Supplied records:

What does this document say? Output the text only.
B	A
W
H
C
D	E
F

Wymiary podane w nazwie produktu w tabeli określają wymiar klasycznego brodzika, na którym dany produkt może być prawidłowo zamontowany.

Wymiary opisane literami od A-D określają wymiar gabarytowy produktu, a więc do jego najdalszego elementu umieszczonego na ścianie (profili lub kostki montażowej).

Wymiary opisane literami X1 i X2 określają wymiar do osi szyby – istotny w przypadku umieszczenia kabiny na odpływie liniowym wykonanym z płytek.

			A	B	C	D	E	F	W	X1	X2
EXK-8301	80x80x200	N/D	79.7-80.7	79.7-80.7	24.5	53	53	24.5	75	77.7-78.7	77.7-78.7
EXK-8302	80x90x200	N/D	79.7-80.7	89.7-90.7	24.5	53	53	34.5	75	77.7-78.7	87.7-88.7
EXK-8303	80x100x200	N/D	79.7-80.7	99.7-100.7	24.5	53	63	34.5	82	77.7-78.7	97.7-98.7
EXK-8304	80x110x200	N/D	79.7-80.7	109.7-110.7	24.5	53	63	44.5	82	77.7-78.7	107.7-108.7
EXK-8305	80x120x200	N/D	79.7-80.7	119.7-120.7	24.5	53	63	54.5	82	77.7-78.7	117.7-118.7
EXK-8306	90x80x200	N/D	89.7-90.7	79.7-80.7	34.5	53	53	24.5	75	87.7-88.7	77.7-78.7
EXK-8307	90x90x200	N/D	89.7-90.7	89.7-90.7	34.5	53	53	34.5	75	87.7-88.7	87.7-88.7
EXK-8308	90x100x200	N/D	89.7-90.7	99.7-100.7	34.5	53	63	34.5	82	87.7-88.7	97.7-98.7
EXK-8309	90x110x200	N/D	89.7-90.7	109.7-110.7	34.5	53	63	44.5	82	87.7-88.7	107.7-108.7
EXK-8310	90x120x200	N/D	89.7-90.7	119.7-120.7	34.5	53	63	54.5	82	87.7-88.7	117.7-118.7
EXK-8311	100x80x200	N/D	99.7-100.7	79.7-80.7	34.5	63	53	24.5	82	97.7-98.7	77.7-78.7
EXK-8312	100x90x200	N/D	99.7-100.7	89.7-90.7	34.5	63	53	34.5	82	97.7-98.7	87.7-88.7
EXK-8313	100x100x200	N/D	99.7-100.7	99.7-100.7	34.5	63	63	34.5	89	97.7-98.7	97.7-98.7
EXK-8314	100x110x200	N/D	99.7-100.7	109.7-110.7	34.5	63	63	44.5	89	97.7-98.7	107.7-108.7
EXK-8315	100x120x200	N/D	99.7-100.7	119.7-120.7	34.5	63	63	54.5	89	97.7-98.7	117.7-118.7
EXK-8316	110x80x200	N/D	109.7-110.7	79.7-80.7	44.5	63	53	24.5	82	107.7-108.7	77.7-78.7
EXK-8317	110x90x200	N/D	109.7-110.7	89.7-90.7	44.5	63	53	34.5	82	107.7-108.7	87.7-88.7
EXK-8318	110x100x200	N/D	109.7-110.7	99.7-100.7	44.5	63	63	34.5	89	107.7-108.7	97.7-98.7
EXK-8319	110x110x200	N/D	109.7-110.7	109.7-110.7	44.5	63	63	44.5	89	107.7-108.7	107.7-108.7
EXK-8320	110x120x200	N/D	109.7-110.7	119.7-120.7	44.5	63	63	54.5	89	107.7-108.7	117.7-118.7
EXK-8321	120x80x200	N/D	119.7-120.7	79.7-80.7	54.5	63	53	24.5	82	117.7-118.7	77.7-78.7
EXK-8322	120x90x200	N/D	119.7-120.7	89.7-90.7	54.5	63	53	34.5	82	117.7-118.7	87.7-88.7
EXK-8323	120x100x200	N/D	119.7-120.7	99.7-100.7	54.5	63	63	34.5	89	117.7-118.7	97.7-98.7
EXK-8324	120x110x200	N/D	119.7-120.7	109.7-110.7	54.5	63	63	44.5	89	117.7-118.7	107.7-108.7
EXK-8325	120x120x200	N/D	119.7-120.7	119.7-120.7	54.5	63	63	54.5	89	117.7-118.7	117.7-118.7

Task objective: From the entries above, pull out each line that includes "produktu".

Answer to this exercise:
Wymiary podane w nazwie produktu w tabeli określają wymiar klasycznego brodzika, na którym dany produkt może być prawidłowo zamontowany.
Wymiary opisane literami od A-D określają wymiar gabarytowy produktu, a więc do jego najdalszego elementu umieszczonego na ścianie (profili lub kostki montażowej).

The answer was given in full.